* start Source data *

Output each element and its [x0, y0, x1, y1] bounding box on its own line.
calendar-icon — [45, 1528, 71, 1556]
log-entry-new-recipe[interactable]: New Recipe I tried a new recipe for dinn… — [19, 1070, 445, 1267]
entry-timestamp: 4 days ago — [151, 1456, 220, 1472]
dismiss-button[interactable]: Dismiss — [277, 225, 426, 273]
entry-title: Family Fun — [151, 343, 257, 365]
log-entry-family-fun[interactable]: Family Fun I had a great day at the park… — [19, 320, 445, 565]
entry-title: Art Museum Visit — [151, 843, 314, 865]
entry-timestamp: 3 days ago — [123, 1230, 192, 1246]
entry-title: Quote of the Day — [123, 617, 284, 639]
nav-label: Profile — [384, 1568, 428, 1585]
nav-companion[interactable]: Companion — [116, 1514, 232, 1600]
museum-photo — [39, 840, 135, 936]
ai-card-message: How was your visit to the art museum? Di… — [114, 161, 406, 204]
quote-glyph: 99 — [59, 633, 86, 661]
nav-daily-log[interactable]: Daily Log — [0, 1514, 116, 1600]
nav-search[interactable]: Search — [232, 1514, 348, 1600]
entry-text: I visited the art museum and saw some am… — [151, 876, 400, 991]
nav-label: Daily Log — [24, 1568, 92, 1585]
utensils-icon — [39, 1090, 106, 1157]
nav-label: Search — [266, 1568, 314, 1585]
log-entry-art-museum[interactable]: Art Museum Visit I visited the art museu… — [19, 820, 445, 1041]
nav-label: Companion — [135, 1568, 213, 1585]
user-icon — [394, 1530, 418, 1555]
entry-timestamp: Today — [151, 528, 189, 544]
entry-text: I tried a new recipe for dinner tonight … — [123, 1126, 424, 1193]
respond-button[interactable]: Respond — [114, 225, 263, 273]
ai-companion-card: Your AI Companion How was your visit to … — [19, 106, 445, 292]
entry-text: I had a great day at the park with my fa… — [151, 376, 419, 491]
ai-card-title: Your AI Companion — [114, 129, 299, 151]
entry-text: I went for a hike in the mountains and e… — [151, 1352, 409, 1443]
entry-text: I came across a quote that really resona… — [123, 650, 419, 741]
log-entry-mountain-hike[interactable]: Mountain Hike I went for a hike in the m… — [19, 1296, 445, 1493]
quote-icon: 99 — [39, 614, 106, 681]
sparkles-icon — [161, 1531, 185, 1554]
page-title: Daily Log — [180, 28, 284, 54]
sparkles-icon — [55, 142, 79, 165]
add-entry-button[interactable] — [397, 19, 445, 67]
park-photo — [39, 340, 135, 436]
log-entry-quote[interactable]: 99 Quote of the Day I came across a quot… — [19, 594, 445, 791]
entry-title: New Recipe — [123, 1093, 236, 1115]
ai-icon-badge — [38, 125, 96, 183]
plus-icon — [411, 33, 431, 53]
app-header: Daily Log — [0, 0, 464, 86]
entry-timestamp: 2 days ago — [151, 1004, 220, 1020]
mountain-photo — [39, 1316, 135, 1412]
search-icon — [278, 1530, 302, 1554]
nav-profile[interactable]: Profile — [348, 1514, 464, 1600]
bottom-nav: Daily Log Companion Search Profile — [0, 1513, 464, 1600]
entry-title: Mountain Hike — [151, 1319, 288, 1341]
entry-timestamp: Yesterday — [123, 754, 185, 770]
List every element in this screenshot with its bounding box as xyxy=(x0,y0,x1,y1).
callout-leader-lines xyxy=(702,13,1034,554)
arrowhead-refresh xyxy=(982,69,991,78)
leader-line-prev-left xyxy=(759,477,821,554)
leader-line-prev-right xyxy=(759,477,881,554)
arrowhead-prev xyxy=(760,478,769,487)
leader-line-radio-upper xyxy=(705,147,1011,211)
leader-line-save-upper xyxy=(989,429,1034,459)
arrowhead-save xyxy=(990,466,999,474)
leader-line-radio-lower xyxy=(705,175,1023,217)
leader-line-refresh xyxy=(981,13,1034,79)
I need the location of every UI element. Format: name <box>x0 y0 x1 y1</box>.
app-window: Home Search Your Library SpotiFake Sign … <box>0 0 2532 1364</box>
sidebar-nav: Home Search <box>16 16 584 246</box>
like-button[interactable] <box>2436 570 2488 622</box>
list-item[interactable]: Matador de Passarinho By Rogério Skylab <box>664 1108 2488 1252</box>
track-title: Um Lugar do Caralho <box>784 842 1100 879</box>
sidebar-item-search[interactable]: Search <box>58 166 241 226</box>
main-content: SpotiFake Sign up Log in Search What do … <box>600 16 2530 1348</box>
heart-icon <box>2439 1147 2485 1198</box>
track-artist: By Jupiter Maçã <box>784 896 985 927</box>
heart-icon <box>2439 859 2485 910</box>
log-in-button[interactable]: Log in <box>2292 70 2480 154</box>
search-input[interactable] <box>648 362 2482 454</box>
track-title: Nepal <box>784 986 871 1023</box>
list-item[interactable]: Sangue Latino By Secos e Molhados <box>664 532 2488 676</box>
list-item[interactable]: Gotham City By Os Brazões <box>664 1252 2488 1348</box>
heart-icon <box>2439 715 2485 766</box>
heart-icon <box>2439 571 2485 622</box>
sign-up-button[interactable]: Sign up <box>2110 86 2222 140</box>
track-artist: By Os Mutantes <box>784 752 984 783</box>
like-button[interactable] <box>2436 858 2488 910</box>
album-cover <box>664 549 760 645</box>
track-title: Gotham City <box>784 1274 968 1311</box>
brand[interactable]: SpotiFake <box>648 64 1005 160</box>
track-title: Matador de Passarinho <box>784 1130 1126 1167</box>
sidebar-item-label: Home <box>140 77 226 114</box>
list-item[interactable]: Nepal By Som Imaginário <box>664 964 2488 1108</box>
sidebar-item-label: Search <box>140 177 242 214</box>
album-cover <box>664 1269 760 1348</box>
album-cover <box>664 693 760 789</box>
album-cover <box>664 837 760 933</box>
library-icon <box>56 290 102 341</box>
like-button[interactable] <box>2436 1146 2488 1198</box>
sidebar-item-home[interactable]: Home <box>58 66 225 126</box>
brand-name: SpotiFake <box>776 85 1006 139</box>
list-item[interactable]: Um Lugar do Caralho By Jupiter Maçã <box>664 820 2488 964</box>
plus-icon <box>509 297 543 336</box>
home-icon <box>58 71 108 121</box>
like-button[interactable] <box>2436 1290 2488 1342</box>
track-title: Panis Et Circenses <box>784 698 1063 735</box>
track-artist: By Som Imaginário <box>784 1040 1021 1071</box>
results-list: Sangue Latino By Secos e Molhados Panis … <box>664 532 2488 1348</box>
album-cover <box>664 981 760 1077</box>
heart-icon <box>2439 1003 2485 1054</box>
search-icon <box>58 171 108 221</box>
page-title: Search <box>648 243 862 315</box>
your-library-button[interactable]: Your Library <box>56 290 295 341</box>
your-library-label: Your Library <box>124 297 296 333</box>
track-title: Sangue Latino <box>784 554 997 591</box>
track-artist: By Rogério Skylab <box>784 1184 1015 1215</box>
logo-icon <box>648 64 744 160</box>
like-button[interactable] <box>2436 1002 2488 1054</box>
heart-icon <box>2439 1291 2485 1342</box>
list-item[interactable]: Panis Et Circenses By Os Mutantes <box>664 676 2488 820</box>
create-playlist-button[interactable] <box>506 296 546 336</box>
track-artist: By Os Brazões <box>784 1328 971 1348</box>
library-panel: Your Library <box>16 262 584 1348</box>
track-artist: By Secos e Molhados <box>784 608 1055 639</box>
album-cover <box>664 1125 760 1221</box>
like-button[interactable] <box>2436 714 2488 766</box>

* end Source data *

** Exercise task **
Reproduce the rows from the beginning of the listing through the line containing "quote-icon: 99 — [39, 614, 106, 681]", inclusive, replacing "entry-timestamp" with "entry-time" and leaving everything else unchanged.

** Response to this task **
Output each element and its [x0, y0, x1, y1] bounding box on its own line.
calendar-icon — [45, 1528, 71, 1556]
log-entry-new-recipe[interactable]: New Recipe I tried a new recipe for dinn… — [19, 1070, 445, 1267]
entry-time: 4 days ago — [151, 1456, 220, 1472]
dismiss-button[interactable]: Dismiss — [277, 225, 426, 273]
entry-title: Family Fun — [151, 343, 257, 365]
log-entry-family-fun[interactable]: Family Fun I had a great day at the park… — [19, 320, 445, 565]
entry-title: Art Museum Visit — [151, 843, 314, 865]
entry-time: 3 days ago — [123, 1230, 192, 1246]
entry-title: Quote of the Day — [123, 617, 284, 639]
nav-label: Profile — [384, 1568, 428, 1585]
nav-companion[interactable]: Companion — [116, 1514, 232, 1600]
museum-photo — [39, 840, 135, 936]
ai-card-message: How was your visit to the art museum? Di… — [114, 161, 406, 204]
quote-glyph: 99 — [59, 633, 86, 661]
nav-daily-log[interactable]: Daily Log — [0, 1514, 116, 1600]
nav-search[interactable]: Search — [232, 1514, 348, 1600]
entry-text: I visited the art museum and saw some am… — [151, 876, 400, 991]
nav-label: Daily Log — [24, 1568, 92, 1585]
utensils-icon — [39, 1090, 106, 1157]
nav-label: Search — [266, 1568, 314, 1585]
log-entry-art-museum[interactable]: Art Museum Visit I visited the art museu… — [19, 820, 445, 1041]
nav-label: Companion — [135, 1568, 213, 1585]
user-icon — [394, 1530, 418, 1555]
entry-time: Today — [151, 528, 189, 544]
entry-text: I tried a new recipe for dinner tonight … — [123, 1126, 424, 1193]
respond-button[interactable]: Respond — [114, 225, 263, 273]
ai-companion-card: Your AI Companion How was your visit to … — [19, 106, 445, 292]
entry-text: I had a great day at the park with my fa… — [151, 376, 419, 491]
ai-card-title: Your AI Companion — [114, 129, 299, 151]
entry-text: I went for a hike in the mountains and e… — [151, 1352, 409, 1443]
entry-text: I came across a quote that really resona… — [123, 650, 419, 741]
log-entry-mountain-hike[interactable]: Mountain Hike I went for a hike in the m… — [19, 1296, 445, 1493]
quote-icon: 99 — [39, 614, 106, 681]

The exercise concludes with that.